== RECORDS TO PROCESS

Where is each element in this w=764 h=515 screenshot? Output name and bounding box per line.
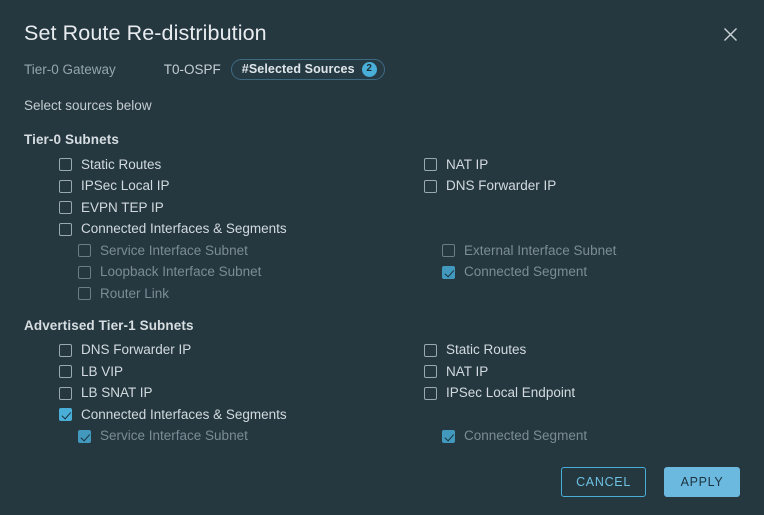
selected-sources-badge[interactable]: #Selected Sources 2 (230, 58, 385, 80)
column-left: DNS Forwarder IP LB VIP LB SNAT IP Connecte… (24, 340, 415, 448)
section-title: Tier-0 Subnets (24, 132, 119, 147)
checkbox-icon[interactable] (424, 158, 437, 172)
checkbox-row: External Interface Subnet (415, 240, 740, 262)
checkbox-label: Loopback Interface Subnet (100, 264, 262, 280)
checkbox-label: LB VIP (81, 363, 124, 379)
checkbox-icon[interactable] (424, 343, 437, 357)
breadcrumb: Tier-0 Gateway T0-OSPF #Selected Sources… (24, 58, 740, 80)
checkbox-icon[interactable] (59, 365, 72, 379)
checkbox-label: Static Routes (446, 342, 527, 358)
breadcrumb-gateway-name: T0-OSPF (163, 61, 221, 77)
checkbox-checked-icon (442, 429, 455, 443)
page-title: Set Route Re-distribution (24, 21, 267, 45)
checkbox-row: Connected Segment (415, 262, 740, 284)
checkbox-label: LB SNAT IP (81, 385, 153, 401)
checkbox-icon[interactable] (424, 386, 437, 400)
dialog-header: Set Route Re-distribution Tier-0 Gateway… (0, 0, 764, 80)
checkbox-icon (78, 265, 91, 279)
checkbox-label: Connected Interfaces & Segments (81, 406, 287, 422)
checkbox-label: Service Interface Subnet (100, 428, 248, 444)
checkbox-label: NAT IP (446, 363, 489, 379)
subnet-section: Tier-0 Subnets Static Routes IPSec Local I… (24, 132, 740, 305)
checkbox-row[interactable]: EVPN TEP IP (24, 197, 415, 219)
apply-button[interactable]: APPLY (664, 467, 740, 497)
checkbox-row: Router Link (24, 283, 415, 305)
checkbox-icon[interactable] (59, 222, 72, 236)
checkbox-label: NAT IP (446, 156, 489, 172)
checkbox-row[interactable]: IPSec Local Endpoint (415, 383, 740, 405)
checkbox-row[interactable]: Static Routes (24, 154, 415, 176)
cancel-button[interactable]: CANCEL (561, 467, 646, 497)
checkbox-icon[interactable] (59, 201, 72, 215)
dialog-footer: CANCEL APPLY (0, 467, 764, 497)
checkbox-checked-icon (442, 265, 455, 279)
subnet-section: Advertised Tier-1 Subnets DNS Forwarder I… (24, 318, 740, 448)
checkbox-label: Static Routes (81, 156, 162, 172)
section-columns: Static Routes IPSec Local IP EVPN TEP IP Co… (24, 154, 740, 305)
checkbox-row[interactable]: LB VIP (24, 361, 415, 383)
checkbox-icon[interactable] (424, 179, 437, 193)
column-left: Static Routes IPSec Local IP EVPN TEP IP Co… (24, 154, 415, 305)
checkbox-icon[interactable] (59, 343, 72, 357)
checkbox-row[interactable]: NAT IP (415, 154, 740, 176)
checkbox-row[interactable]: Connected Interfaces & Segments (24, 404, 415, 426)
select-sources-hint: Select sources below (24, 98, 152, 113)
checkbox-icon (442, 244, 455, 258)
checkbox-row[interactable]: NAT IP (415, 361, 740, 383)
checkbox-row: Loopback Interface Subnet (24, 262, 415, 284)
checkbox-checked-icon (78, 429, 91, 443)
checkbox-label: EVPN TEP IP (81, 199, 164, 215)
column-right: NAT IP DNS Forwarder IP External Interfac… (415, 154, 740, 305)
section-columns: DNS Forwarder IP LB VIP LB SNAT IP Connecte… (24, 340, 740, 448)
checkbox-label: Service Interface Subnet (100, 242, 248, 258)
checkbox-label: Connected Segment (464, 428, 588, 444)
checkbox-row: Connected Segment (415, 426, 740, 448)
checkbox-icon (78, 287, 91, 301)
breadcrumb-gateway-label: Tier-0 Gateway (24, 61, 116, 77)
checkbox-row[interactable]: DNS Forwarder IP (415, 176, 740, 198)
checkbox-label: Connected Interfaces & Segments (81, 221, 287, 237)
checkbox-icon[interactable] (59, 179, 72, 193)
checkbox-checked-icon[interactable] (59, 408, 72, 422)
checkbox-label: External Interface Subnet (464, 242, 617, 258)
checkbox-row[interactable]: IPSec Local IP (24, 176, 415, 198)
checkbox-label: IPSec Local Endpoint (446, 385, 576, 401)
checkbox-row[interactable]: DNS Forwarder IP (24, 340, 415, 362)
checkbox-label: DNS Forwarder IP (81, 342, 192, 358)
checkbox-icon[interactable] (59, 386, 72, 400)
close-glyph (723, 27, 737, 41)
dialog-body: Select sources below Tier-0 Subnets Stati… (0, 98, 764, 447)
checkbox-label: Router Link (100, 285, 170, 301)
checkbox-label: Connected Segment (464, 264, 588, 280)
checkbox-icon (78, 244, 91, 258)
checkbox-icon[interactable] (424, 365, 437, 379)
checkbox-row[interactable]: Connected Interfaces & Segments (24, 219, 415, 241)
checkbox-row[interactable]: Static Routes (415, 340, 740, 362)
selected-sources-label: #Selected Sources (241, 62, 355, 76)
column-right: Static Routes NAT IP IPSec Local Endpoint … (415, 340, 740, 448)
checkbox-icon[interactable] (59, 158, 72, 172)
checkbox-row: Service Interface Subnet (24, 240, 415, 262)
route-redistribution-dialog: Set Route Re-distribution Tier-0 Gateway… (0, 0, 764, 515)
close-icon[interactable] (714, 18, 746, 50)
section-title: Advertised Tier-1 Subnets (24, 317, 194, 333)
checkbox-row: Service Interface Subnet (24, 426, 415, 448)
selected-sources-count: 2 (361, 61, 377, 77)
sections-container: Tier-0 Subnets Static Routes IPSec Local I… (24, 132, 740, 447)
checkbox-row[interactable]: LB SNAT IP (24, 383, 415, 405)
checkbox-label: IPSec Local IP (81, 178, 170, 194)
checkbox-label: DNS Forwarder IP (446, 178, 557, 194)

====

TASK DETAILS:
Can you retype all of the data above word for word, leaving out the pictures?

RESPONSE TO THIS TASK:
Where is each element in this w=764 h=515 screenshot? Output name and bounding box per line.
selected-sources-badge[interactable]: #Selected Sources 2 (230, 58, 385, 80)
column-left: DNS Forwarder IP LB VIP LB SNAT IP Connecte… (24, 340, 415, 448)
section-title: Tier-0 Subnets (24, 132, 119, 147)
checkbox-icon[interactable] (424, 158, 437, 172)
checkbox-row: External Interface Subnet (415, 240, 740, 262)
checkbox-label: Loopback Interface Subnet (100, 264, 262, 280)
checkbox-label: LB VIP (81, 363, 124, 379)
checkbox-icon[interactable] (424, 343, 437, 357)
breadcrumb: Tier-0 Gateway T0-OSPF #Selected Sources… (24, 58, 740, 80)
checkbox-icon[interactable] (59, 365, 72, 379)
checkbox-label: Static Routes (446, 342, 527, 358)
breadcrumb-gateway-name: T0-OSPF (163, 61, 221, 77)
checkbox-checked-icon (442, 429, 455, 443)
page-title: Set Route Re-distribution (24, 21, 267, 45)
checkbox-row: Connected Segment (415, 262, 740, 284)
checkbox-label: LB SNAT IP (81, 385, 153, 401)
checkbox-icon[interactable] (424, 386, 437, 400)
dialog-header: Set Route Re-distribution Tier-0 Gateway… (0, 0, 764, 80)
checkbox-icon (78, 265, 91, 279)
checkbox-label: Connected Interfaces & Segments (81, 406, 287, 422)
checkbox-label: Service Interface Subnet (100, 428, 248, 444)
checkbox-label: NAT IP (446, 363, 489, 379)
subnet-section: Tier-0 Subnets Static Routes IPSec Local I… (24, 132, 740, 305)
checkbox-row[interactable]: EVPN TEP IP (24, 197, 415, 219)
apply-button[interactable]: APPLY (664, 467, 740, 497)
checkbox-row: Router Link (24, 283, 415, 305)
checkbox-icon[interactable] (59, 222, 72, 236)
checkbox-label: NAT IP (446, 156, 489, 172)
checkbox-row[interactable]: IPSec Local Endpoint (415, 383, 740, 405)
checkbox-row[interactable]: Static Routes (24, 154, 415, 176)
cancel-button[interactable]: CANCEL (561, 467, 646, 497)
checkbox-icon[interactable] (59, 201, 72, 215)
dialog-footer: CANCEL APPLY (0, 467, 764, 497)
checkbox-checked-icon (442, 265, 455, 279)
subnet-section: Advertised Tier-1 Subnets DNS Forwarder I… (24, 318, 740, 448)
checkbox-label: Static Routes (81, 156, 162, 172)
section-columns: Static Routes IPSec Local IP EVPN TEP IP Co… (24, 154, 740, 305)
checkbox-row[interactable]: LB VIP (24, 361, 415, 383)
checkbox-icon[interactable] (424, 179, 437, 193)
column-left: Static Routes IPSec Local IP EVPN TEP IP Co… (24, 154, 415, 305)
checkbox-icon[interactable] (59, 343, 72, 357)
checkbox-row[interactable]: NAT IP (415, 154, 740, 176)
checkbox-row[interactable]: Connected Interfaces & Segments (24, 404, 415, 426)
select-sources-hint: Select sources below (24, 98, 152, 113)
checkbox-icon (442, 244, 455, 258)
checkbox-row[interactable]: NAT IP (415, 361, 740, 383)
checkbox-row: Loopback Interface Subnet (24, 262, 415, 284)
checkbox-checked-icon (78, 429, 91, 443)
checkbox-label: EVPN TEP IP (81, 199, 164, 215)
column-right: NAT IP DNS Forwarder IP External Interfac… (415, 154, 740, 305)
section-columns: DNS Forwarder IP LB VIP LB SNAT IP Connecte… (24, 340, 740, 448)
checkbox-label: Service Interface Subnet (100, 242, 248, 258)
checkbox-label: Connected Segment (464, 428, 588, 444)
checkbox-row: Connected Segment (415, 426, 740, 448)
checkbox-icon (78, 287, 91, 301)
breadcrumb-gateway-label: Tier-0 Gateway (24, 61, 116, 77)
checkbox-row[interactable]: DNS Forwarder IP (415, 176, 740, 198)
checkbox-label: Connected Interfaces & Segments (81, 221, 287, 237)
checkbox-icon[interactable] (59, 179, 72, 193)
checkbox-checked-icon[interactable] (59, 408, 72, 422)
checkbox-label: External Interface Subnet (464, 242, 617, 258)
checkbox-row[interactable]: IPSec Local IP (24, 176, 415, 198)
checkbox-label: IPSec Local Endpoint (446, 385, 576, 401)
checkbox-row[interactable]: DNS Forwarder IP (24, 340, 415, 362)
checkbox-label: DNS Forwarder IP (81, 342, 192, 358)
checkbox-icon[interactable] (59, 386, 72, 400)
close-glyph (723, 27, 737, 41)
dialog-body: Select sources below Tier-0 Subnets Stati… (0, 98, 764, 447)
checkbox-label: Router Link (100, 285, 170, 301)
checkbox-label: Connected Segment (464, 264, 588, 280)
checkbox-icon (78, 244, 91, 258)
checkbox-icon[interactable] (424, 365, 437, 379)
checkbox-row[interactable]: Connected Interfaces & Segments (24, 219, 415, 241)
checkbox-row[interactable]: Static Routes (415, 340, 740, 362)
selected-sources-label: #Selected Sources (241, 62, 355, 76)
column-right: Static Routes NAT IP IPSec Local Endpoint … (415, 340, 740, 448)
checkbox-icon[interactable] (59, 158, 72, 172)
checkbox-row: Service Interface Subnet (24, 240, 415, 262)
route-redistribution-dialog: Set Route Re-distribution Tier-0 Gateway… (0, 0, 764, 515)
close-icon[interactable] (714, 18, 746, 50)
section-title: Advertised Tier-1 Subnets (24, 317, 194, 333)
checkbox-row: Service Interface Subnet (24, 426, 415, 448)
selected-sources-count: 2 (361, 61, 377, 77)
sections-container: Tier-0 Subnets Static Routes IPSec Local I… (24, 132, 740, 447)
checkbox-row[interactable]: LB SNAT IP (24, 383, 415, 405)
checkbox-label: IPSec Local IP (81, 178, 170, 194)
checkbox-label: DNS Forwarder IP (446, 178, 557, 194)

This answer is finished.